▶ [YOUR INSTRUCTIONS]
Set down the material once more, exactly as it appears.

▶ [INFORMATION SUPPLIED]
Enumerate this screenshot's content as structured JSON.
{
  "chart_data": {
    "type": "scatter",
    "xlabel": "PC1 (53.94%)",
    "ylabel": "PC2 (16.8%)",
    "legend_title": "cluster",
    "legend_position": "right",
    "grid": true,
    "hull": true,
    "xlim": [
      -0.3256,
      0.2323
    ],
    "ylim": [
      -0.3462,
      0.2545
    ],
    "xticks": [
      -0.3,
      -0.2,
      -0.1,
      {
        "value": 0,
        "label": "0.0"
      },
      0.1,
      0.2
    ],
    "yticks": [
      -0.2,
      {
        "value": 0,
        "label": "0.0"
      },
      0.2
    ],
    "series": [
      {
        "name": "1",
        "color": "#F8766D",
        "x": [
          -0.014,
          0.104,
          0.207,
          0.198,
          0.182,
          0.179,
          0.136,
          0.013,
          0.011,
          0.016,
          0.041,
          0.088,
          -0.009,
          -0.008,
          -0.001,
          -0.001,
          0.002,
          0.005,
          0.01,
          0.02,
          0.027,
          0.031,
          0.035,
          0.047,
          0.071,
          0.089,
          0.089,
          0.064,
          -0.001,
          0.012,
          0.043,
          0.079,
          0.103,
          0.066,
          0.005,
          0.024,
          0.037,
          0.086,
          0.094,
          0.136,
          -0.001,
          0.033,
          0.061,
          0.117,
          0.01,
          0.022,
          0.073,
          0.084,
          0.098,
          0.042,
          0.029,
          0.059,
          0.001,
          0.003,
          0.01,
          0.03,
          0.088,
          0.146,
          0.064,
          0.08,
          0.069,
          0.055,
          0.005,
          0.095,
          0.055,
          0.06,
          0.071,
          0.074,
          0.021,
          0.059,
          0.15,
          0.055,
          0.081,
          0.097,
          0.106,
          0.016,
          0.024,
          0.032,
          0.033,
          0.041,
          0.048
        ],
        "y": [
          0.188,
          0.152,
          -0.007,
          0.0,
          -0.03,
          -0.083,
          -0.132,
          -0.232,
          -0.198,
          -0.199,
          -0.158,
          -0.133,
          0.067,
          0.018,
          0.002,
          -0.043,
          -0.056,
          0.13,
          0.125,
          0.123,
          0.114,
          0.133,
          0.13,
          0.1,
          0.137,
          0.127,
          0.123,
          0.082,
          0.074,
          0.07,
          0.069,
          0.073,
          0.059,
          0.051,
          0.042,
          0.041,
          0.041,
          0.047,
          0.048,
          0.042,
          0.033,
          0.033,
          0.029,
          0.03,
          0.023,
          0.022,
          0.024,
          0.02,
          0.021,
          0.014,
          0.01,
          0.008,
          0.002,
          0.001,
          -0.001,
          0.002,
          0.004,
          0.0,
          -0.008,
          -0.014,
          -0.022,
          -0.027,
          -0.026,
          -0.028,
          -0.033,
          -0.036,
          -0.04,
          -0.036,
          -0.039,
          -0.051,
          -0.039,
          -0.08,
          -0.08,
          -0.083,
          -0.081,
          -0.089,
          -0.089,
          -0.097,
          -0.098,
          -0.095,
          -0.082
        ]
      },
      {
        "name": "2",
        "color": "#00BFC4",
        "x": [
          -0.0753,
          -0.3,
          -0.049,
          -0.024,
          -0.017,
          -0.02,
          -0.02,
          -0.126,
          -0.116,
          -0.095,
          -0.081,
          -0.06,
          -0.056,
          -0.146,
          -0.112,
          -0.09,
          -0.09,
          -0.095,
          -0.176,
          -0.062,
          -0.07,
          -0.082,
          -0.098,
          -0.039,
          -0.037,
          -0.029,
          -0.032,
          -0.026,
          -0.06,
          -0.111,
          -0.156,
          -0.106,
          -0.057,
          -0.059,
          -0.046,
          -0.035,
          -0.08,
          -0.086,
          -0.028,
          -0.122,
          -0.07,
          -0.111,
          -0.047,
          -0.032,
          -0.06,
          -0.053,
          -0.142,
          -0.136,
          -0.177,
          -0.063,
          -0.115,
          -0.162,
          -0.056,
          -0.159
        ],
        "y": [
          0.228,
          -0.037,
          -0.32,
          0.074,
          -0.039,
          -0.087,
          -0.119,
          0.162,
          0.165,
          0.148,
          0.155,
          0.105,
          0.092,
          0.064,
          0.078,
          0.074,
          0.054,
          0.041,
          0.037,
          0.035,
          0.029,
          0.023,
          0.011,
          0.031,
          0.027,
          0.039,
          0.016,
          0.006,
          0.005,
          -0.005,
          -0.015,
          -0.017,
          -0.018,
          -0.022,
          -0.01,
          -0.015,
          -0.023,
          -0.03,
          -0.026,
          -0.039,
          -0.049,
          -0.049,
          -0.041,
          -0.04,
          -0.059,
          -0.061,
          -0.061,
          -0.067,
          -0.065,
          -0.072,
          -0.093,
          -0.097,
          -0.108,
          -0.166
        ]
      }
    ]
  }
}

▶ [RESULT FOR THIS EXERCISE]
Enumerate this screenshot's content as structured JSON.
{
  "chart_data": {
    "type": "scatter",
    "xlabel": "PC1 (53.94%)",
    "ylabel": "PC2 (16.8%)",
    "legend_title": "cluster",
    "legend_position": "right",
    "grid": true,
    "hull": true,
    "xlim": [
      -0.3256,
      0.2323
    ],
    "ylim": [
      -0.3462,
      0.2545
    ],
    "xticks": [
      -0.3,
      -0.2,
      -0.1,
      {
        "value": 0,
        "label": "0.0"
      },
      0.1,
      0.2
    ],
    "yticks": [
      -0.2,
      {
        "value": 0,
        "label": "0.0"
      },
      0.2
    ],
    "series": [
      {
        "name": "1",
        "color": "#F8766D",
        "x": [
          -0.014,
          0.104,
          0.207,
          0.198,
          0.182,
          0.179,
          0.136,
          0.013,
          0.011,
          0.016,
          0.041,
          0.088,
          -0.009,
          -0.008,
          -0.001,
          -0.001,
          0.002,
          0.005,
          0.01,
          0.02,
          0.027,
          0.031,
          0.035,
          0.047,
          0.071,
          0.089,
          0.089,
          0.064,
          -0.001,
          0.012,
          0.043,
          0.079,
          0.103,
          0.066,
          0.005,
          0.024,
          0.037,
          0.086,
          0.094,
          0.136,
          -0.001,
          0.033,
          0.061,
          0.117,
          0.01,
          0.022,
          0.073,
          0.084,
          0.098,
          0.042,
          0.029,
          0.059,
          0.001,
          0.003,
          0.01,
          0.03,
          0.088,
          0.146,
          0.064,
          0.08,
          0.069,
          0.055,
          0.005,
          0.095,
          0.055,
          0.06,
          0.071,
          0.074,
          0.021,
          0.059,
          0.15,
          0.055,
          0.081,
          0.097,
          0.106,
          0.016,
          0.024,
          0.032,
          0.033,
          0.041,
          0.048
        ],
        "y": [
          0.188,
          0.152,
          -0.007,
          0.0,
          -0.03,
          -0.083,
          -0.132,
          -0.232,
          -0.198,
          -0.199,
          -0.158,
          -0.133,
          0.067,
          0.018,
          0.002,
          -0.043,
          -0.056,
          0.13,
          0.125,
          0.123,
          0.114,
          0.133,
          0.13,
          0.1,
          0.137,
          0.127,
          0.123,
          0.082,
          0.074,
          0.07,
          0.069,
          0.073,
          0.059,
          0.051,
          0.042,
          0.041,
          0.041,
          0.047,
          0.048,
          0.042,
          0.033,
          0.033,
          0.029,
          0.03,
          0.023,
          0.022,
          0.024,
          0.02,
          0.021,
          0.014,
          0.01,
          0.008,
          0.002,
          0.001,
          -0.001,
          0.002,
          0.004,
          0.0,
          -0.008,
          -0.014,
          -0.022,
          -0.027,
          -0.026,
          -0.028,
          -0.033,
          -0.036,
          -0.04,
          -0.036,
          -0.039,
          -0.051,
          -0.039,
          -0.08,
          -0.08,
          -0.083,
          -0.081,
          -0.089,
          -0.089,
          -0.097,
          -0.098,
          -0.095,
          -0.082
        ]
      },
      {
        "name": "2",
        "color": "#00BFC4",
        "x": [
          -0.0753,
          -0.3,
          -0.049,
          -0.024,
          -0.017,
          -0.02,
          -0.02,
          -0.126,
          -0.116,
          -0.095,
          -0.081,
          -0.06,
          -0.056,
          -0.146,
          -0.112,
          -0.09,
          -0.09,
          -0.095,
          -0.176,
          -0.062,
          -0.07,
          -0.082,
          -0.098,
          -0.039,
          -0.037,
          -0.029,
          -0.032,
          -0.026,
          -0.06,
          -0.111,
          -0.156,
          -0.106,
          -0.057,
          -0.059,
          -0.046,
          -0.035,
          -0.08,
          -0.086,
          -0.028,
          -0.122,
          -0.07,
          -0.111,
          -0.047,
          -0.032,
          -0.06,
          -0.053,
          -0.142,
          -0.136,
          -0.177,
          -0.063,
          -0.115,
          -0.162,
          -0.056,
          -0.159
        ],
        "y": [
          0.228,
          -0.037,
          -0.32,
          0.074,
          -0.039,
          -0.087,
          -0.119,
          0.162,
          0.165,
          0.148,
          0.155,
          0.105,
          0.092,
          0.064,
          0.078,
          0.074,
          0.054,
          0.041,
          0.037,
          0.035,
          0.029,
          0.023,
          0.011,
          0.031,
          0.027,
          0.039,
          0.016,
          0.006,
          0.005,
          -0.005,
          -0.015,
          -0.017,
          -0.018,
          -0.022,
          -0.01,
          -0.015,
          -0.023,
          -0.03,
          -0.026,
          -0.039,
          -0.049,
          -0.049,
          -0.041,
          -0.04,
          -0.059,
          -0.061,
          -0.061,
          -0.067,
          -0.065,
          -0.072,
          -0.093,
          -0.097,
          -0.108,
          -0.166
        ]
      }
    ]
  }
}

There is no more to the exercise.